__Instructions for the task__: Give the number of lines in the data that hold the string "reset". Nothing else is needed.

__Records to use__:
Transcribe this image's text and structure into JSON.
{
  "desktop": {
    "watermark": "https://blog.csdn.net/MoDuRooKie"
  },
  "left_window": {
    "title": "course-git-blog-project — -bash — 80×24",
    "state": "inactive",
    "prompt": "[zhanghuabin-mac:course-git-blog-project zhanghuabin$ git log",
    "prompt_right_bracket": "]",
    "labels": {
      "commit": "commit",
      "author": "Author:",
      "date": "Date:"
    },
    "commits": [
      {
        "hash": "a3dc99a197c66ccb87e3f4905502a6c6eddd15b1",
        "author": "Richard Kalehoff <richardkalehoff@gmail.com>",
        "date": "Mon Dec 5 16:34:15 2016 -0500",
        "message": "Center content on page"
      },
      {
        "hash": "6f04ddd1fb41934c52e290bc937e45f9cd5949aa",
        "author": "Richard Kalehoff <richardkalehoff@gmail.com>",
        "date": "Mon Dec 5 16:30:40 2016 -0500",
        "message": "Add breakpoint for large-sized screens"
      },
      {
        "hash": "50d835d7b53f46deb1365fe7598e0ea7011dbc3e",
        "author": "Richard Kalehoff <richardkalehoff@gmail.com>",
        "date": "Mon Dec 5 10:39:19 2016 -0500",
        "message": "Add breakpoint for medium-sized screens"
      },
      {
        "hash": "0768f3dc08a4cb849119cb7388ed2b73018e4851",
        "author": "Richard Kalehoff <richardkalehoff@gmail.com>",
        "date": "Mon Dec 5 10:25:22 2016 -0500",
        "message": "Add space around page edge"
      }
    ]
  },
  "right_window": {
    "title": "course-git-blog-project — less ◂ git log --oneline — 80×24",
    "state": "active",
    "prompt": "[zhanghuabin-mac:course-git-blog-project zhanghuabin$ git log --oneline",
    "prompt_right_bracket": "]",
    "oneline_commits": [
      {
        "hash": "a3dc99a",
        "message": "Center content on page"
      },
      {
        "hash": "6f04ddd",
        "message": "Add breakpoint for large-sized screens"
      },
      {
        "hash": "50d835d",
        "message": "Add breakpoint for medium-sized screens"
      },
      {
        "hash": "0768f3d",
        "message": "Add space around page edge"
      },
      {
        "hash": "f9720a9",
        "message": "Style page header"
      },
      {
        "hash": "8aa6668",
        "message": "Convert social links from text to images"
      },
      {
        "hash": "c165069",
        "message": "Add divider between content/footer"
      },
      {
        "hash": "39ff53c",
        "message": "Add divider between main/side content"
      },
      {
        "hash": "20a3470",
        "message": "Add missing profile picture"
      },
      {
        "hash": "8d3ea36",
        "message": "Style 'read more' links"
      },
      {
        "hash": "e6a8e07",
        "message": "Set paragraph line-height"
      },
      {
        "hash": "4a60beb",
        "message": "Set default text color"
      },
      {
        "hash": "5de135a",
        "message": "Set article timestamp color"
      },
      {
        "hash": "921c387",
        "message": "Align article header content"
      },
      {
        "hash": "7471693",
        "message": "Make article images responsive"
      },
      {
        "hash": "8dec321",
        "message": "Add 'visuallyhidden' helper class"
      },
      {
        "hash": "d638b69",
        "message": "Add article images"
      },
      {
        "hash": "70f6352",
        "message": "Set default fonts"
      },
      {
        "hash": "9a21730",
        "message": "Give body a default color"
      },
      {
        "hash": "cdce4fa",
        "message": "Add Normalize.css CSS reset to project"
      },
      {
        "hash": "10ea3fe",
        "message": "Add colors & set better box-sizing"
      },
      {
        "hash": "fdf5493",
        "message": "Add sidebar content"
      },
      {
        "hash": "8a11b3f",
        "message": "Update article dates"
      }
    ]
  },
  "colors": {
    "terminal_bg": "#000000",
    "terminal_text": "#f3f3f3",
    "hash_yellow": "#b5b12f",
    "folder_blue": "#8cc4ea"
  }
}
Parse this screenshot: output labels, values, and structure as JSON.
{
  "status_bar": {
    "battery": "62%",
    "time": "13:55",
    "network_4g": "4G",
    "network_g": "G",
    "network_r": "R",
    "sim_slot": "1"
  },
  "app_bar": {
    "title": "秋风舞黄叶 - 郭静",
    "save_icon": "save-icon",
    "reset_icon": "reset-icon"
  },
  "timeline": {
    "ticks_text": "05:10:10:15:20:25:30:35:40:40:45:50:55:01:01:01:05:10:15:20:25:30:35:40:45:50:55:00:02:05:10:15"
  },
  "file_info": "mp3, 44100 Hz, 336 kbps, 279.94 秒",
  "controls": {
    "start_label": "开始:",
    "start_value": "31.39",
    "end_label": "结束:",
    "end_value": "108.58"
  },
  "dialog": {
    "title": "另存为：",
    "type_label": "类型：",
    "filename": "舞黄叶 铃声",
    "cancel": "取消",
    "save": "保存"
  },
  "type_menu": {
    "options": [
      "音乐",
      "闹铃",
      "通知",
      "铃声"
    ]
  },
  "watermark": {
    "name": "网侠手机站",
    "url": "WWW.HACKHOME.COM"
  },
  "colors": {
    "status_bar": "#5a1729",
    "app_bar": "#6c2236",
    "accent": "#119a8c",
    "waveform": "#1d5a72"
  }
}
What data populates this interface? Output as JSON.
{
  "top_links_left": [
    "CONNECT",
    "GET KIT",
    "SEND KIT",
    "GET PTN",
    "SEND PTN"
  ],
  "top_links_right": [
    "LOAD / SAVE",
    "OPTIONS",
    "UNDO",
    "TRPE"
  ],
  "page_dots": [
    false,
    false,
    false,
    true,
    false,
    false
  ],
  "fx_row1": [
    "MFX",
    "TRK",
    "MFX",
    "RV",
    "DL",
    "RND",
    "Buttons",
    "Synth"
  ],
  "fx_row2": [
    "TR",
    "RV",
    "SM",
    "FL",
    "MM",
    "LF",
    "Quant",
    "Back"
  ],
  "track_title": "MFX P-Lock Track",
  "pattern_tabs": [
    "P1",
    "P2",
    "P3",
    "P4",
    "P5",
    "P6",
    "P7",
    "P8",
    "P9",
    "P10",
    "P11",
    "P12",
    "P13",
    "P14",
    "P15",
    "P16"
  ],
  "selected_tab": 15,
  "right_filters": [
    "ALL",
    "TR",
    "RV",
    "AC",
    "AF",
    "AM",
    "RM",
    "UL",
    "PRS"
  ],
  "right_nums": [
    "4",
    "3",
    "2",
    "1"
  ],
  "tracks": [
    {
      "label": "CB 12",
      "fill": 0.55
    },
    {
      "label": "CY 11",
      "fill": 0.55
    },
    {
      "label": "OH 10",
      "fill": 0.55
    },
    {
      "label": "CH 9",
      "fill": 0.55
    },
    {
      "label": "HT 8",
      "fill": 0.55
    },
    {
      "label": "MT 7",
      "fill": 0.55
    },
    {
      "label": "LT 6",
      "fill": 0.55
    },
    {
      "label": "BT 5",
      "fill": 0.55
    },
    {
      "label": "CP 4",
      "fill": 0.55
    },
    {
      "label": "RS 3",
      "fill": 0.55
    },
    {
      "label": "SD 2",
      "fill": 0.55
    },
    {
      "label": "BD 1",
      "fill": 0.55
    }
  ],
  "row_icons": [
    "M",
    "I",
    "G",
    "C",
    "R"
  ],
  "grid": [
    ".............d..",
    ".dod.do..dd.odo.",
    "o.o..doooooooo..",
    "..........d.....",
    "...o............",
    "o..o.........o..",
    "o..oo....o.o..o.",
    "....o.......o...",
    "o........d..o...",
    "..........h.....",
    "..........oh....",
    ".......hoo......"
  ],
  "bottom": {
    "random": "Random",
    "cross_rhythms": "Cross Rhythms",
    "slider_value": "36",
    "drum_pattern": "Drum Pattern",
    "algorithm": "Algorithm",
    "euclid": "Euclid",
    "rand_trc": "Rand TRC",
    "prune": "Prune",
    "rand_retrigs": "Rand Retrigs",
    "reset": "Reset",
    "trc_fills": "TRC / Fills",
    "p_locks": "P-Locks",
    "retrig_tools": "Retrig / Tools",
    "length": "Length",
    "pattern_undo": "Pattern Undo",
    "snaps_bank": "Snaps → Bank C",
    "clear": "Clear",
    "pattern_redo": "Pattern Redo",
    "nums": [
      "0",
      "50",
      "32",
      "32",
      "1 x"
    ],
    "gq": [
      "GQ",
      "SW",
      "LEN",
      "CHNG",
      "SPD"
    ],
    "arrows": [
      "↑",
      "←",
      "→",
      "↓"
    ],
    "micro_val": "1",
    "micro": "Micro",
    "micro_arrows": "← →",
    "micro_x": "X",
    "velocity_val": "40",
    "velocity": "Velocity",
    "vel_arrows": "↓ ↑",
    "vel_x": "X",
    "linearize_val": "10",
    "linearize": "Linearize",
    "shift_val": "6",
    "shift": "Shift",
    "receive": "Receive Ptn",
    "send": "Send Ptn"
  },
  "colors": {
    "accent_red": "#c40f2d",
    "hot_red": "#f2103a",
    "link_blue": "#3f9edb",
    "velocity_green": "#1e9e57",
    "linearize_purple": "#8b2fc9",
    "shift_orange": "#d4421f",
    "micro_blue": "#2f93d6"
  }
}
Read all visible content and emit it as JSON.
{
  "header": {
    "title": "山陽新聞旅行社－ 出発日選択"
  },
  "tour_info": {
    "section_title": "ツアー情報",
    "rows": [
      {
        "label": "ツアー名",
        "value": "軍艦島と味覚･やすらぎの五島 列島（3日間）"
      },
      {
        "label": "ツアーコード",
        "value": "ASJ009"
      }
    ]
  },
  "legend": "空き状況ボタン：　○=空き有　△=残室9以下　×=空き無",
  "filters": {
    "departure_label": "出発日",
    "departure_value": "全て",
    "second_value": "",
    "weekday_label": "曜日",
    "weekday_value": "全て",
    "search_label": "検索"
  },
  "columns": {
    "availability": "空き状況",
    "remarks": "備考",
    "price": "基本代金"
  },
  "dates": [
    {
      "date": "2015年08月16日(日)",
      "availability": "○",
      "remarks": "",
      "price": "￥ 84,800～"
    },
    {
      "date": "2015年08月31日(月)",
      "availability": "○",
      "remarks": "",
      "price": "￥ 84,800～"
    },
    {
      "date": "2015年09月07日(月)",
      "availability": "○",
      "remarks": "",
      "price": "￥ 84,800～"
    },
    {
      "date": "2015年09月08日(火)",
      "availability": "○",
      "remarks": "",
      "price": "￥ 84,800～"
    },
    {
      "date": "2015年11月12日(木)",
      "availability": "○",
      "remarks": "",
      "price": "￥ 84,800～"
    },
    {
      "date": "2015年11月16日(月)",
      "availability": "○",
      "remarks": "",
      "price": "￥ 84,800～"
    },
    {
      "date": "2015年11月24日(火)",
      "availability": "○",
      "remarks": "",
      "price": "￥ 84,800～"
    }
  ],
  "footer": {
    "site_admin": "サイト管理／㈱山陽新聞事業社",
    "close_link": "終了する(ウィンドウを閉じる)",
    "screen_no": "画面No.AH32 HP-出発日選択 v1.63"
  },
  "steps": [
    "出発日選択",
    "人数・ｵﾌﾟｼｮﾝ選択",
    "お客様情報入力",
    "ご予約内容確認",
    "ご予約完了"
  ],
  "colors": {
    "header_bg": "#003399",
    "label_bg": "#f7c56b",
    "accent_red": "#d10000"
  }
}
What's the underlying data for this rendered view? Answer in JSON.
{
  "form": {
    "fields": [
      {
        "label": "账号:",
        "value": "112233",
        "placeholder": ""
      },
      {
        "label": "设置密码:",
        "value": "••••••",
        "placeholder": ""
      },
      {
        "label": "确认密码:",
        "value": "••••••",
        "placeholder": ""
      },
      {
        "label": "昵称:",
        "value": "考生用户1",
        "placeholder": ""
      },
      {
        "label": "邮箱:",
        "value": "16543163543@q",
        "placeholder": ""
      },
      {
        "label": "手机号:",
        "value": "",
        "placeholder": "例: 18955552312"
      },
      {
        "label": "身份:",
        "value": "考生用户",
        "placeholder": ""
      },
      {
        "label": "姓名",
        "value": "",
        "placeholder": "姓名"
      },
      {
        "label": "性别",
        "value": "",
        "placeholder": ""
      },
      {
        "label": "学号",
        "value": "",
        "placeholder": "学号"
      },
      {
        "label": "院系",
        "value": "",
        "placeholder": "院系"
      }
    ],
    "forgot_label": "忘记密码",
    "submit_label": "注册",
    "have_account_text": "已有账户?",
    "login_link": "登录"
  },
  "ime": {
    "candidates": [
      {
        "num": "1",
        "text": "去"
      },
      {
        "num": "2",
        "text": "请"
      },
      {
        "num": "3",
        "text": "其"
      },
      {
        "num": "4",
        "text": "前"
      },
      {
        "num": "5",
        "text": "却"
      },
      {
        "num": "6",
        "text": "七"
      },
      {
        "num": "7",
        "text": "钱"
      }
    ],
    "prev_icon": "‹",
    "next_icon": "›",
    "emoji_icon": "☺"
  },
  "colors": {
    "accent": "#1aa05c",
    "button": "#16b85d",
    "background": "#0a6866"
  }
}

__Exercise response__: 3